Growing a business is a very normal aspiration but how do you manage that growth so that the growing pains don’t put so much pressure on the operations that it all comes undone.
As the old saying goes “If you fail to plan, then you plan to fail”.
Make a specific growth target rather than just a vague notion of growth.
Create an Operational Plan to achieve that growth target that covers:
- Marketing – determine how many leads you will need or how many tenders you will need to submit etc, to support your growth target.
- Sales – determine how many leads will convert into sales or how many tenders you will win.
- Purchasing and Supply – calculate what production you will need to satisfy the sales plan or what products you will need to buy or what staff you will need to provide the services. Document where you will acquire the raw materials, products or staff.
- Logistics – figure out whether you will need to add vehicles to your fleet or find additional outsourced transport and how much warehousing you may need for additional stock levels.
- Staffing – work out what staffing will be needed in all areas to support the additional volumes of sales, products, services and paperwork.
- Premises – assess whether the current premises are big enough to support the increased requirements for manufacturing, warehousing and offices.
You may do it in a different order e.g., you determine the revenue growth you desire which then drives the marketing numbers needed to achieve the higher sales.
Translate that Operational into a Financial Plan:
- Full Profit & Loss – all elements of the Operational Plan will have revenue or costs associated with them e.g., normal staff costs plus the cost of any additional staff and the cost of recruiting them.
- Balance Sheet – all the movements in the P&L will be reflected in the Balance Sheet and this needs to be planned to ensure there are no unintended consequences like breaching any requirements your shareholders, investors or lending institutions might have about the balance between different elements in your assets and liabilities, otherwise known as ratios.
- Cashflow – ultimately all the activity in the Operational Plan and Financial Plan ends up being reflected in cash flow and there must be a plan to manage that cash flow. It is the one thing that often trips up growth plans. Everything is tracking according to the plans but there is a mismatch between the expenditure needed to grow sales and manage the increased activity and the cash coming in. A proper cash flow plan will reveal whether additional funding is needed in the short, medium or long term to enable the target to be reached.
- Measure and Adjust
Once the plan is agreed and implemented then the actual activity must be measured against that plan on at least a monthly basis to see how it is tracking and determine if corrective action is needed. If the variance to plan is significant then the plan may need to be adjusted. If there is a significant shortfall and it looks like the plan is working, but more slowly than expected, then adjusting the plan may mean deferring additional expenditure until it is required.

**Dataset:**
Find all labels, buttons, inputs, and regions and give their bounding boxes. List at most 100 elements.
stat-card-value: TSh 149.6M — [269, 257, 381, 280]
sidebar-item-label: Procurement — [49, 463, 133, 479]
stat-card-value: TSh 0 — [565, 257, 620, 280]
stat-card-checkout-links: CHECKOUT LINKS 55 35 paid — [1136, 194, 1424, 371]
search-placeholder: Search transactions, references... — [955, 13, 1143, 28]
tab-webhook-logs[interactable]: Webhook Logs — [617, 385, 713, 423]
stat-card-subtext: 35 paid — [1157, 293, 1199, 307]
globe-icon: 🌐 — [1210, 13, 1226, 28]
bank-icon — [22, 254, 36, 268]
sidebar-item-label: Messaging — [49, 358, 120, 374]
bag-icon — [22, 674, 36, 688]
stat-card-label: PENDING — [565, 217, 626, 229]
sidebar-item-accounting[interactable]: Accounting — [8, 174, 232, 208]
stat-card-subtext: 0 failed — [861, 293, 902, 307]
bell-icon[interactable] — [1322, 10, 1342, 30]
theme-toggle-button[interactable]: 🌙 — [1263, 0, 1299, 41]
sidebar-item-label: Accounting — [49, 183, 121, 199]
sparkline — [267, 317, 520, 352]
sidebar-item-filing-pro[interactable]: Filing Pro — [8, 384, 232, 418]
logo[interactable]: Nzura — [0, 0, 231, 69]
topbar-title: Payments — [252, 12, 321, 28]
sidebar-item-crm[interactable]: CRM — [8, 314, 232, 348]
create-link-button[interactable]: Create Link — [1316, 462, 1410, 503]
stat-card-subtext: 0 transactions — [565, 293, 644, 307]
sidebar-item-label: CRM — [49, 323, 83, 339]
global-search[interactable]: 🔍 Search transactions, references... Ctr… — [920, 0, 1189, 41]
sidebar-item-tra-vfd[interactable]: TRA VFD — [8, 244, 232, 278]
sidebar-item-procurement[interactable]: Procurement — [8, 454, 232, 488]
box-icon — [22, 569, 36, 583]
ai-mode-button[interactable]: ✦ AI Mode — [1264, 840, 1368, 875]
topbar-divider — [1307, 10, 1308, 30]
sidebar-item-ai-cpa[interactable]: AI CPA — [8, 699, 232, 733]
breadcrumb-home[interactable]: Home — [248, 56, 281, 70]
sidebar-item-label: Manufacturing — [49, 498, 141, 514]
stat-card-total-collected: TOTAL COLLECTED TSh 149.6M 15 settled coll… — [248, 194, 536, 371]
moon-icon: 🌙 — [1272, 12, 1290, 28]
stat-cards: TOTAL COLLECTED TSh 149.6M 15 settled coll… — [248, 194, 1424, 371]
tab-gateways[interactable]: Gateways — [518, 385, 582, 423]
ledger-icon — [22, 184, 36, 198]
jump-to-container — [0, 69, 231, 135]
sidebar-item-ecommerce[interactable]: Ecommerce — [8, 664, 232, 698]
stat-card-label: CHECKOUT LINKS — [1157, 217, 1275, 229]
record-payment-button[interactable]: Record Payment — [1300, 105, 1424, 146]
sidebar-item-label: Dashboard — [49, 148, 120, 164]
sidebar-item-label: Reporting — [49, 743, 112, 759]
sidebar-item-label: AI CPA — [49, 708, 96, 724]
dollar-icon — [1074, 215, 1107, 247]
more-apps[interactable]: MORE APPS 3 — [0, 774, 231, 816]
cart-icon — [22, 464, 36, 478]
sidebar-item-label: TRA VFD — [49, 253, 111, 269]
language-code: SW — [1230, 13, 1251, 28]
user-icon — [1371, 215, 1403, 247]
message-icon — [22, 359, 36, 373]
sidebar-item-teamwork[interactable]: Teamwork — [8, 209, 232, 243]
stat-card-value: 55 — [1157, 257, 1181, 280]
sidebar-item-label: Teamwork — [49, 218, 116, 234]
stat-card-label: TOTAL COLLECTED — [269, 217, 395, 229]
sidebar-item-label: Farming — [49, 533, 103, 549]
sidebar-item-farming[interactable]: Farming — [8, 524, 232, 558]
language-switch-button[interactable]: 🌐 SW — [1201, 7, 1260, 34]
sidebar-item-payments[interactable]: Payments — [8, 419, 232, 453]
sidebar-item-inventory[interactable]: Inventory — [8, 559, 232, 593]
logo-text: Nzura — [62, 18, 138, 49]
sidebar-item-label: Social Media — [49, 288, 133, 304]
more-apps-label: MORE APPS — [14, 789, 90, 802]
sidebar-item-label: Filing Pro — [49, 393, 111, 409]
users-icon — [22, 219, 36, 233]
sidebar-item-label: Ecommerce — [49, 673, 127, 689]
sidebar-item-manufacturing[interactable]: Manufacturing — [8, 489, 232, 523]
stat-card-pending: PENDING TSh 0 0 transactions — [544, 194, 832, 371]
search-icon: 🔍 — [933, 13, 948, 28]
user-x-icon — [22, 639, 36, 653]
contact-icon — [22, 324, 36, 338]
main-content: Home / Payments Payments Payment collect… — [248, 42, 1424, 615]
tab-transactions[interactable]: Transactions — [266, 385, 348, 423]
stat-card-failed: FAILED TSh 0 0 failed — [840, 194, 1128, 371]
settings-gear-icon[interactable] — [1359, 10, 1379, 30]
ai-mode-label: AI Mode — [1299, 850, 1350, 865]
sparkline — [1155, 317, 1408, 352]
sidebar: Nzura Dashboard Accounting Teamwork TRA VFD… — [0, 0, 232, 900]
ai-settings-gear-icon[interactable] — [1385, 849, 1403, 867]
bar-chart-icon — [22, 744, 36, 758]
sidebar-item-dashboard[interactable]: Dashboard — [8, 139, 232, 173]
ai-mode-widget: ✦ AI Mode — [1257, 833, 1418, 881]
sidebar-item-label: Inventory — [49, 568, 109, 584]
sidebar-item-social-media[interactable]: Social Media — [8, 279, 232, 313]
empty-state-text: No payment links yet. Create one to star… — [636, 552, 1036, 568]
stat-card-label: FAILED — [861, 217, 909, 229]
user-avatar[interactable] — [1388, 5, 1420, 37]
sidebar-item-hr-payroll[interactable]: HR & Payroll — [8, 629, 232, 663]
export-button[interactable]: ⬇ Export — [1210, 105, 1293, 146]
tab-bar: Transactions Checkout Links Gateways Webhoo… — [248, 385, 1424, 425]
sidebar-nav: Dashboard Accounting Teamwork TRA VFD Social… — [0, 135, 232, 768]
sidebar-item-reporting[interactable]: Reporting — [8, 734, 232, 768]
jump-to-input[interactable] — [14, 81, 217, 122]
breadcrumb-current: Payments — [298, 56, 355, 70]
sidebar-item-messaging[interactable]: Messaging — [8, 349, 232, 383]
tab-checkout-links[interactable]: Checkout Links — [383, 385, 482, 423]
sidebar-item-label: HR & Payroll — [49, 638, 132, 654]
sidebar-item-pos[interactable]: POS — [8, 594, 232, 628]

* * *

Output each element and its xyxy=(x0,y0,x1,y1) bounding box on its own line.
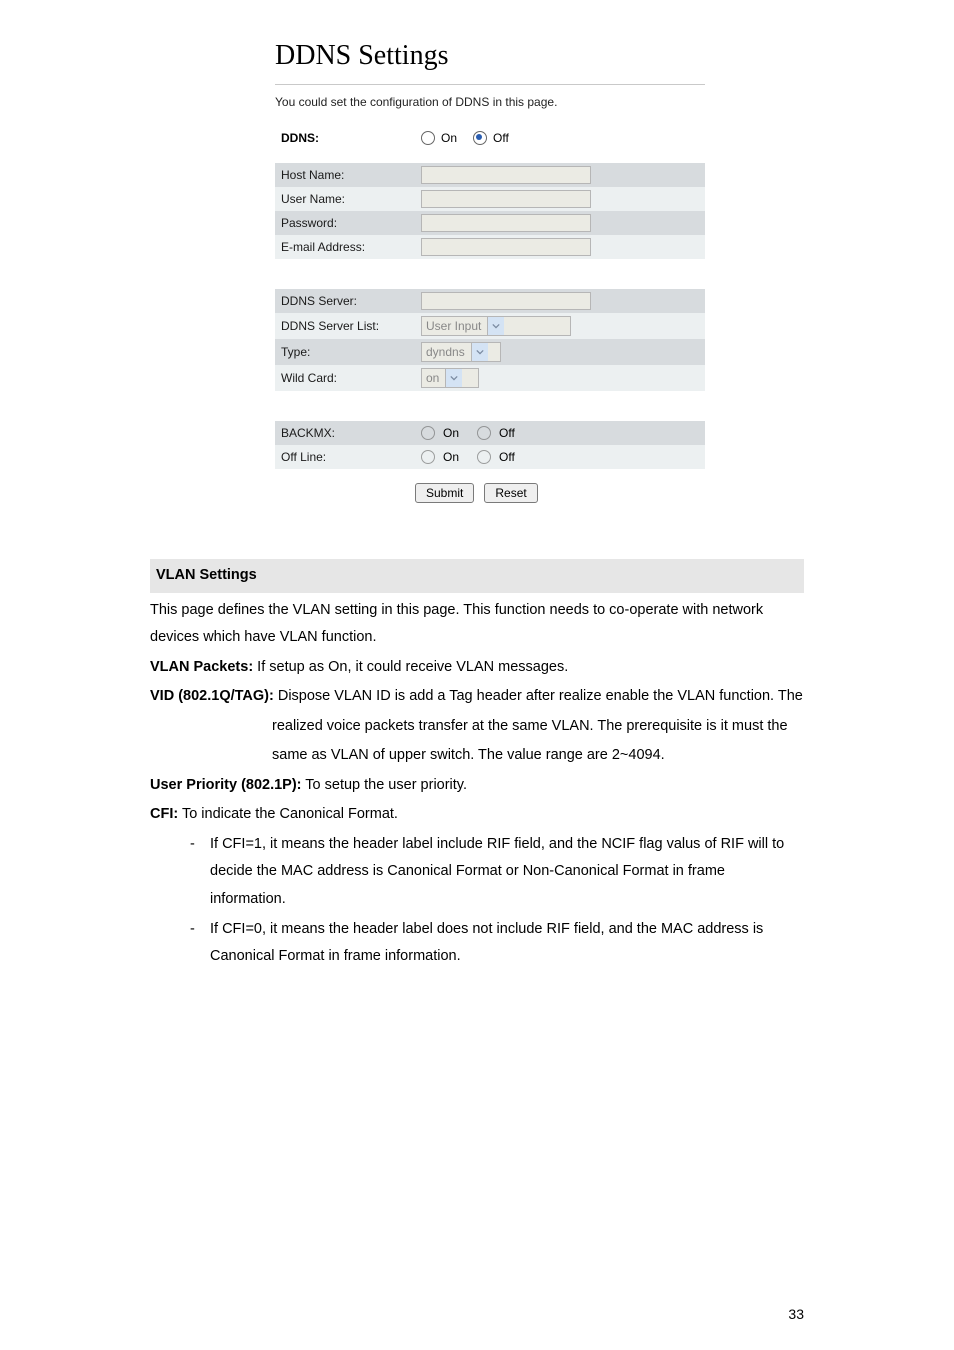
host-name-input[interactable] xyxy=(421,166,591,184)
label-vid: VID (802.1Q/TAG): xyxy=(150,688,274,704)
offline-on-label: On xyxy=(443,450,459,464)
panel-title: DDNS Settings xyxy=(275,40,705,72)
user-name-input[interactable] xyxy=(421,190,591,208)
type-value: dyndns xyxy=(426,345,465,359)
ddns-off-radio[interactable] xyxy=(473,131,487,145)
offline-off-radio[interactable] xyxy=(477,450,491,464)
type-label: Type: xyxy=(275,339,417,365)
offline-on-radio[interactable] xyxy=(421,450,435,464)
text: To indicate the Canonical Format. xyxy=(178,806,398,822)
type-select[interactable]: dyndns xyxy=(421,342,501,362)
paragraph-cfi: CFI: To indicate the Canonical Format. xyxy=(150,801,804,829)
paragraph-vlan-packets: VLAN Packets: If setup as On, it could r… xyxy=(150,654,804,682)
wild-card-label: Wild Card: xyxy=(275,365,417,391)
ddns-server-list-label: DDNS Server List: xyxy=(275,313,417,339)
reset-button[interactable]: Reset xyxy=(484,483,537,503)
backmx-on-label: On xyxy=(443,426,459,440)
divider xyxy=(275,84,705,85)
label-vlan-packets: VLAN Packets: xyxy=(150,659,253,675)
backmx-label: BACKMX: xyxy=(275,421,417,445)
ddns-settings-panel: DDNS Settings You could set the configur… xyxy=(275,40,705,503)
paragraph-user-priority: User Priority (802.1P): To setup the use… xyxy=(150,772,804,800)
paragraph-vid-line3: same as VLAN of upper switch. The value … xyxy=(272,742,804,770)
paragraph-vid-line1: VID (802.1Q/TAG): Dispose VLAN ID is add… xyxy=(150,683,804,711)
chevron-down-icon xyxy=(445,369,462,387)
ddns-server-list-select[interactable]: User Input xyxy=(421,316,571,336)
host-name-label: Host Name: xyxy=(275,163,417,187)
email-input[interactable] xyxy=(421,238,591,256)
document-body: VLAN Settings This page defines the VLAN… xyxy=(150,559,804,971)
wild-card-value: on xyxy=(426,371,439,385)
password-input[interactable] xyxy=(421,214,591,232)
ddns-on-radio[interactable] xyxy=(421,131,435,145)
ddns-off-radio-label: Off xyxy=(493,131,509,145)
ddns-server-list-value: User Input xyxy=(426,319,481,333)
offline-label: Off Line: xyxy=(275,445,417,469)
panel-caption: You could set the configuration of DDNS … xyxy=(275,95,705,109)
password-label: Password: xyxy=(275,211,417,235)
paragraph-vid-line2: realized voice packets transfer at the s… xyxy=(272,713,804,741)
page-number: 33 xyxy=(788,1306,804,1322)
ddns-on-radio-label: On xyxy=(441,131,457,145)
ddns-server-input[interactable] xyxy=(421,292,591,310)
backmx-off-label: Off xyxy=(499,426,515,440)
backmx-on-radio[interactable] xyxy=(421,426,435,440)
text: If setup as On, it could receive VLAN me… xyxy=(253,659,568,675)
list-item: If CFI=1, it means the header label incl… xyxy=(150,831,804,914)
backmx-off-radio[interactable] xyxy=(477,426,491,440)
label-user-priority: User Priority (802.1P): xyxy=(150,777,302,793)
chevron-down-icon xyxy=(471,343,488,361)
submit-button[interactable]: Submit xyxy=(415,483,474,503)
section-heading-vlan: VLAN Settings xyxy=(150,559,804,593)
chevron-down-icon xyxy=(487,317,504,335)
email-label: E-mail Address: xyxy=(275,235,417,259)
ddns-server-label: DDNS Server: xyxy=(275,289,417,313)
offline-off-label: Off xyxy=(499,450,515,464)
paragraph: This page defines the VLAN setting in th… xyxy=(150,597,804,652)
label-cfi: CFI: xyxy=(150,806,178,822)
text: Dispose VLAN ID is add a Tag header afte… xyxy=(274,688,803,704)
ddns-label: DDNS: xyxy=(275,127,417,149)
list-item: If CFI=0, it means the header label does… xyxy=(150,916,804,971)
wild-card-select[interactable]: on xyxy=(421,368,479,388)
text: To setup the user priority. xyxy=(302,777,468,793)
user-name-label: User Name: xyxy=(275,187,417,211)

---

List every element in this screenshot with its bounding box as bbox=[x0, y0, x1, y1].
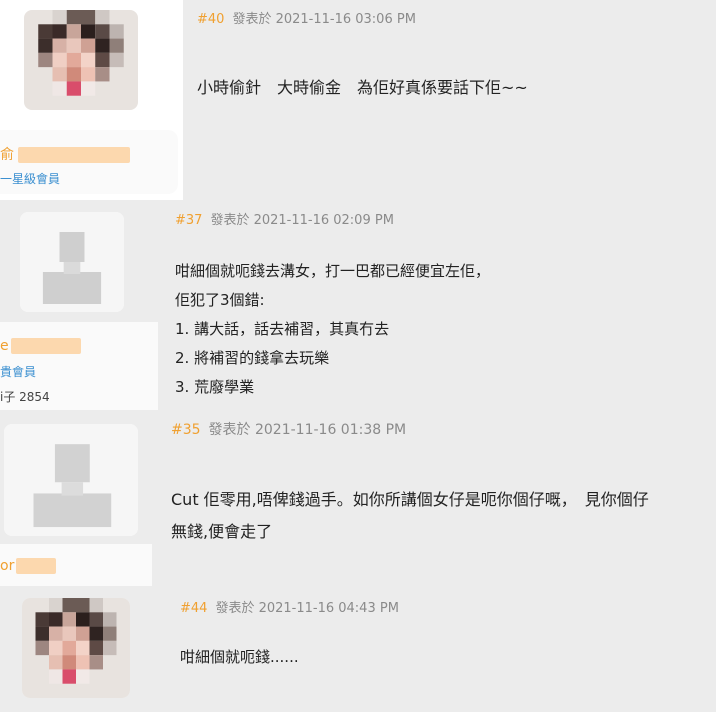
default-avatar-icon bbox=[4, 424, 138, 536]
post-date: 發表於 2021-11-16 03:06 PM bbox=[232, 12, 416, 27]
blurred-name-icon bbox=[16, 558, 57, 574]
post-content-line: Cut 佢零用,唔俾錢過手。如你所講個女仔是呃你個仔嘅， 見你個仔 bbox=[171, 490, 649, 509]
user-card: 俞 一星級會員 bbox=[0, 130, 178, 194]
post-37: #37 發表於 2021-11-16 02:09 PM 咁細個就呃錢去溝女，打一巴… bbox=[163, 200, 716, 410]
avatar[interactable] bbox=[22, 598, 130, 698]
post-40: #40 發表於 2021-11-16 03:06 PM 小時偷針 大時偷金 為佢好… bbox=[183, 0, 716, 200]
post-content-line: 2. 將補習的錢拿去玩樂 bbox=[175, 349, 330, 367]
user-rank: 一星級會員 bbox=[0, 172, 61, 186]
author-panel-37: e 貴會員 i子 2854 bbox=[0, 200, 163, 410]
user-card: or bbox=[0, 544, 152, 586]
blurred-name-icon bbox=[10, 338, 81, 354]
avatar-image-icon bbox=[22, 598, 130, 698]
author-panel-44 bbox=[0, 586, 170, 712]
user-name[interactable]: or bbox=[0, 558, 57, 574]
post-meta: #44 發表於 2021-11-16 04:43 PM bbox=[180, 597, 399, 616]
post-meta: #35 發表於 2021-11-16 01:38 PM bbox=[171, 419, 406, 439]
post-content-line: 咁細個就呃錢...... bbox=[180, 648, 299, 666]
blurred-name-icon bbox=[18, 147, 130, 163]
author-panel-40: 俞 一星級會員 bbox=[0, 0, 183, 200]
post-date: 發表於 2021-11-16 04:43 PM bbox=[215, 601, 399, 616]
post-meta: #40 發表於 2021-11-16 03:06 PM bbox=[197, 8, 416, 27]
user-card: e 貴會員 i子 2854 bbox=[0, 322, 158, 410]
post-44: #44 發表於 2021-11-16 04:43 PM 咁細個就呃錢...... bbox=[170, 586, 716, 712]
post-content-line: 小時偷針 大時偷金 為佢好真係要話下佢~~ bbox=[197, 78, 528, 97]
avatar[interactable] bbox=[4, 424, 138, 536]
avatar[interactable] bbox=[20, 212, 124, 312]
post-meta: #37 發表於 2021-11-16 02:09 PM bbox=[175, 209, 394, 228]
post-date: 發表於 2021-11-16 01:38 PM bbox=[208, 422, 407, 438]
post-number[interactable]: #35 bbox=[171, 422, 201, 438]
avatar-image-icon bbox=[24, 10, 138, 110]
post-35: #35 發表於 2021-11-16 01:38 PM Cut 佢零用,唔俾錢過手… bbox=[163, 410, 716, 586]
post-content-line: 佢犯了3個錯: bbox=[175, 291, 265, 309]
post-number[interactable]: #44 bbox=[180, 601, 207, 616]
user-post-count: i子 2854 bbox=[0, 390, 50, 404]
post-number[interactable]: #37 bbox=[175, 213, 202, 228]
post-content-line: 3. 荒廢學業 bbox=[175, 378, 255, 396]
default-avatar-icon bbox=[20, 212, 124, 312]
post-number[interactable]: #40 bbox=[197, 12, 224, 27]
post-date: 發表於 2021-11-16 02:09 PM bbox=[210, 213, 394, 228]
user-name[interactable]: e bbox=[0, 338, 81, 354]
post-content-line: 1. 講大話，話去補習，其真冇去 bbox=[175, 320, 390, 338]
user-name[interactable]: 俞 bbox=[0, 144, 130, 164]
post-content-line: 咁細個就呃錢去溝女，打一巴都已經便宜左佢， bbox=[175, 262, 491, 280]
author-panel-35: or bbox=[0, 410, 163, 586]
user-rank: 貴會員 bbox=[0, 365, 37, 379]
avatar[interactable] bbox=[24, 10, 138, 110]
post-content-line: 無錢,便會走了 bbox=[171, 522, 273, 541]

**Task objective:** Extend the article on managing business growth, starting right after its final sentence. The entries are separate material and not part of the article on managing business growth.

**Response below:**
If the growth is much faster than expected, then the plan will need to be adjusted to ensure additional expenditure is made earlier and potentially show that additional funding will be required sooner. By having a plan, measuring actual results and adjusting the plan you stay in control of the growth trajectory.
It would be extremely unusual for the actual operations to be perfectly in line with the plan.
Make sure the relevant elements of the plan are communicated to the internal and external stakeholders.
All employees should be aware of what will be expected from them, whether it is additional lead generation, more sales, more widgets to be manufactured, new suppliers to be found, more employees to pay, more invoices to issue, more cash to collect, more invoices to pay or new funding to be obtained.
Suppliers need to be forewarned if greater volumes need to be supplied or they may not be able to satisfy the increased requirements. There should be discussions with third party logistics providers or suppliers of certain overhead items if there may be constraints. Financial institutions, particularly lenders, need to be kept informed to ensure there are no issues with current facilities and to ensure they are aware that additional funding may be required.
- Keep things up to date
One of the great temptations when growing a business is to prioritise the activities that promote growth and defer some of the less exciting aspects of running a business. Paperwork processing slows down, collecting debts gets neglected, suppliers don’t get paid on time, PAYG and super payments are forgotten, the accounts aren’t kept up to date etc. Maintaining the discipline of keeping these normal activities up to date is essential to ensure that the overall health of the business is strong, and the business doesn’t get into serious issues with cashflow or compliance with statutory requirements. It also means that any additional funding requirements can be pursued with the best possible chance of success when you have well maintained and up to date financial records and reports.
- Be Flexible
Having a plan is important, measuring and adjusting is necessary, communication is crucial and keeping up to date is valuable, but the need for flexibility is key. Build flexibility into the plan and keep that mindset as it is implemented and active.
- Don’t commit to a long-term lease on new premises until the growth is baked in and maintained. Look at a short-term lease somewhere close to current premises. Cultivate a strong relationship with your landlord or real estate broker.
- Don’t recruit additional permanent staff until the resource requirement is certain, employ staff as casuals or on short term contracts.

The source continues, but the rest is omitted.